STATED PROBLEM – An exact copy of the records is required, minus the pictures they hold.

— start DATA SECTION —

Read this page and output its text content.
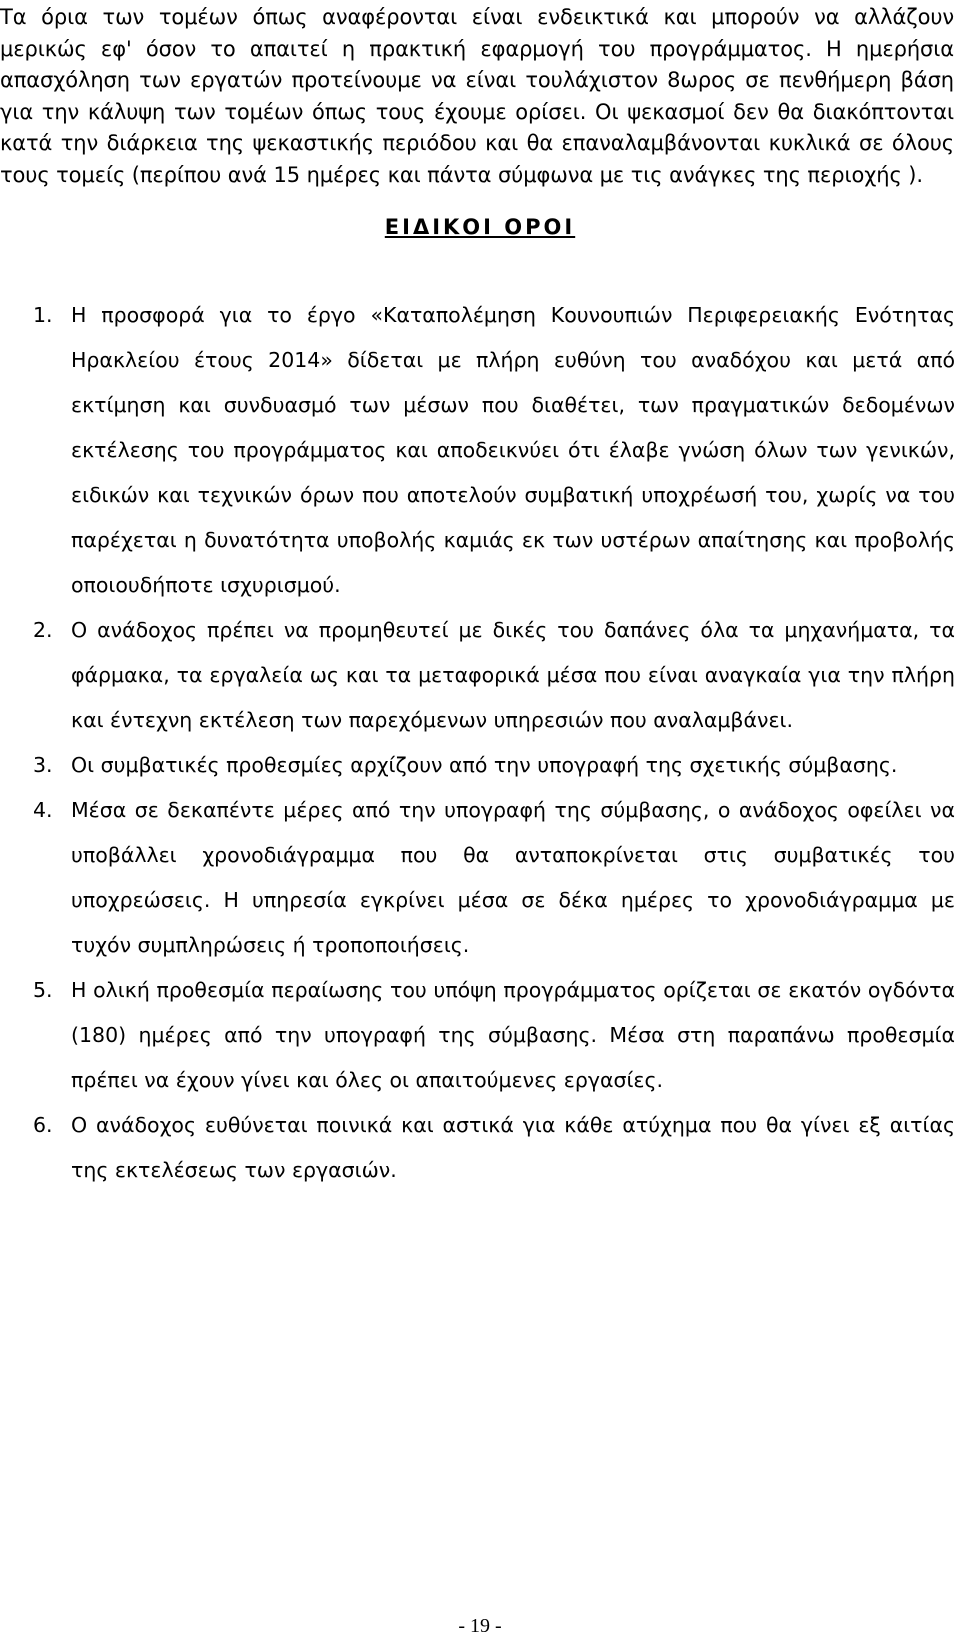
Τα όρια των τομέων όπως αναφέρονται είναι ενδεικτικά και μπορούν να αλλάζουν μερικώς εφ' όσον το απαιτεί η πρακτική εφαρμογή του προγράμματος. Η ημερήσια απασχόληση των εργατών προτείνουμε να είναι τουλάχιστον 8ωρος σε πενθήμερη βάση για την κάλυψη των τομέων όπως τους έχουμε ορίσει. Οι ψεκασμοί δεν θα διακόπτονται κατά την διάρκεια της ψεκαστικής περιόδου και θα επαναλαμβάνονται κυκλικά σε όλους τους τομείς (περίπου ανά 15 ημέρες και πάντα σύμφωνα με τις ανάγκες της περιοχής ).

ΕΙΔΙΚΟΙ ΟΡΟΙ
1. Η προσφορά για το έργο «Καταπολέμηση Κουνουπιών Περιφερειακής Ενότητας Ηρακλείου έτους 2014» δίδεται με πλήρη ευθύνη του αναδόχου και μετά από εκτίμηση και συνδυασμό των μέσων που διαθέτει, των πραγματικών δεδομένων εκτέλεσης του προγράμματος και αποδεικνύει ότι έλαβε γνώση όλων των γενικών, ειδικών και τεχνικών όρων που αποτελούν συμβατική υποχρέωσή του, χωρίς να του παρέχεται η δυνατότητα υποβολής καμιάς εκ των υστέρων απαίτησης και προβολής οποιουδήποτε ισχυρισμού.
2. Ο ανάδοχος πρέπει να προμηθευτεί με δικές του δαπάνες όλα τα μηχανήματα, τα φάρμακα, τα εργαλεία ως και τα μεταφορικά μέσα που είναι αναγκαία για την πλήρη και έντεχνη εκτέλεση των παρεχόμενων υπηρεσιών που αναλαμβάνει.
3. Οι συμβατικές προθεσμίες αρχίζουν από την υπογραφή της σχετικής σύμβασης.
4. Μέσα σε δεκαπέντε μέρες από την υπογραφή της σύμβασης, ο ανάδοχος οφείλει να υποβάλλει χρονοδιάγραμμα που θα ανταποκρίνεται στις συμβατικές του υποχρεώσεις. Η υπηρεσία εγκρίνει μέσα σε δέκα ημέρες το χρονοδιάγραμμα με τυχόν συμπληρώσεις ή τροποποιήσεις.
5. Η ολική προθεσμία περαίωσης του υπόψη προγράμματος ορίζεται σε εκατόν ογδόντα (180) ημέρες από την υπογραφή της σύμβασης. Μέσα στη παραπάνω προθεσμία πρέπει να έχουν γίνει και όλες οι απαιτούμενες εργασίες.
6. Ο ανάδοχος ευθύνεται ποινικά και αστικά για κάθε ατύχημα που θα γίνει εξ αιτίας της εκτελέσεως των εργασιών.

- 19 -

— end DATA SECTION —

REPLY TO THE EXERCISE –
Read this page and output its text content.
Τα όρια των τομέων όπως αναφέρονται είναι ενδεικτικά και μπορούν να αλλάζουν μερικώς εφ' όσον το απαιτεί η πρακτική εφαρμογή του προγράμματος. Η ημερήσια απασχόληση των εργατών προτείνουμε να είναι τουλάχιστον 8ωρος σε πενθήμερη βάση για την κάλυψη των τομέων όπως τους έχουμε ορίσει. Οι ψεκασμοί δεν θα διακόπτονται κατά την διάρκεια της ψεκαστικής περιόδου και θα επαναλαμβάνονται κυκλικά σε όλους τους τομείς (περίπου ανά 15 ημέρες και πάντα σύμφωνα με τις ανάγκες της περιοχής ).

ΕΙΔΙΚΟΙ ΟΡΟΙ
1. Η προσφορά για το έργο «Καταπολέμηση Κουνουπιών Περιφερειακής Ενότητας Ηρακλείου έτους 2014» δίδεται με πλήρη ευθύνη του αναδόχου και μετά από εκτίμηση και συνδυασμό των μέσων που διαθέτει, των πραγματικών δεδομένων εκτέλεσης του προγράμματος και αποδεικνύει ότι έλαβε γνώση όλων των γενικών, ειδικών και τεχνικών όρων που αποτελούν συμβατική υποχρέωσή του, χωρίς να του παρέχεται η δυνατότητα υποβολής καμιάς εκ των υστέρων απαίτησης και προβολής οποιουδήποτε ισχυρισμού.
2. Ο ανάδοχος πρέπει να προμηθευτεί με δικές του δαπάνες όλα τα μηχανήματα, τα φάρμακα, τα εργαλεία ως και τα μεταφορικά μέσα που είναι αναγκαία για την πλήρη και έντεχνη εκτέλεση των παρεχόμενων υπηρεσιών που αναλαμβάνει.
3. Οι συμβατικές προθεσμίες αρχίζουν από την υπογραφή της σχετικής σύμβασης.
4. Μέσα σε δεκαπέντε μέρες από την υπογραφή της σύμβασης, ο ανάδοχος οφείλει να υποβάλλει χρονοδιάγραμμα που θα ανταποκρίνεται στις συμβατικές του υποχρεώσεις. Η υπηρεσία εγκρίνει μέσα σε δέκα ημέρες το χρονοδιάγραμμα με τυχόν συμπληρώσεις ή τροποποιήσεις.
5. Η ολική προθεσμία περαίωσης του υπόψη προγράμματος ορίζεται σε εκατόν ογδόντα (180) ημέρες από την υπογραφή της σύμβασης. Μέσα στη παραπάνω προθεσμία πρέπει να έχουν γίνει και όλες οι απαιτούμενες εργασίες.
6. Ο ανάδοχος ευθύνεται ποινικά και αστικά για κάθε ατύχημα που θα γίνει εξ αιτίας της εκτελέσεως των εργασιών.

- 19 -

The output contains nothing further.